[BEGIN]

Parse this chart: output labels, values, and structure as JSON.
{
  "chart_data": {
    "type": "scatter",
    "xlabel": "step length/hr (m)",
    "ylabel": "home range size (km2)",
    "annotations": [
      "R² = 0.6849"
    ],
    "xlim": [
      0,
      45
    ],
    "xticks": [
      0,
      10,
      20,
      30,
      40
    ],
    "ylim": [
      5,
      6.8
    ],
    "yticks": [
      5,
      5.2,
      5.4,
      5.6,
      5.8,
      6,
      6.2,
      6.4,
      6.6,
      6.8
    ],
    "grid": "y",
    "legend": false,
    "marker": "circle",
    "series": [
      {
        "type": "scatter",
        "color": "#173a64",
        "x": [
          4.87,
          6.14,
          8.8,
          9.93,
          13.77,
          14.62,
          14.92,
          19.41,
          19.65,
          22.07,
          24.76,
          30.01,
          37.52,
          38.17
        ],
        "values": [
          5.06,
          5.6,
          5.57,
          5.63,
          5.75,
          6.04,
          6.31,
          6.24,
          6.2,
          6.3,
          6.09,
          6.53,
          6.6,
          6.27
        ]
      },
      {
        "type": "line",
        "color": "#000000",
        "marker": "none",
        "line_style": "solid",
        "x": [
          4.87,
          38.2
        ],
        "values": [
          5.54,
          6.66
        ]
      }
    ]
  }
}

[END]

__Task prompt__. Quote the material exactly, leaving nothing out.

__Task response__.
Parse this chart: output labels, values, and structure as JSON.
{
  "chart_data": {
    "type": "scatter",
    "xlabel": "step length/hr (m)",
    "ylabel": "home range size (km2)",
    "annotations": [
      "R² = 0.6849"
    ],
    "xlim": [
      0,
      45
    ],
    "xticks": [
      0,
      10,
      20,
      30,
      40
    ],
    "ylim": [
      5,
      6.8
    ],
    "yticks": [
      5,
      5.2,
      5.4,
      5.6,
      5.8,
      6,
      6.2,
      6.4,
      6.6,
      6.8
    ],
    "grid": "y",
    "legend": false,
    "marker": "circle",
    "series": [
      {
        "type": "scatter",
        "color": "#173a64",
        "x": [
          4.87,
          6.14,
          8.8,
          9.93,
          13.77,
          14.62,
          14.92,
          19.41,
          19.65,
          22.07,
          24.76,
          30.01,
          37.52,
          38.17
        ],
        "values": [
          5.06,
          5.6,
          5.57,
          5.63,
          5.75,
          6.04,
          6.31,
          6.24,
          6.2,
          6.3,
          6.09,
          6.53,
          6.6,
          6.27
        ]
      },
      {
        "type": "line",
        "color": "#000000",
        "marker": "none",
        "line_style": "solid",
        "x": [
          4.87,
          38.2
        ],
        "values": [
          5.54,
          6.66
        ]
      }
    ]
  }
}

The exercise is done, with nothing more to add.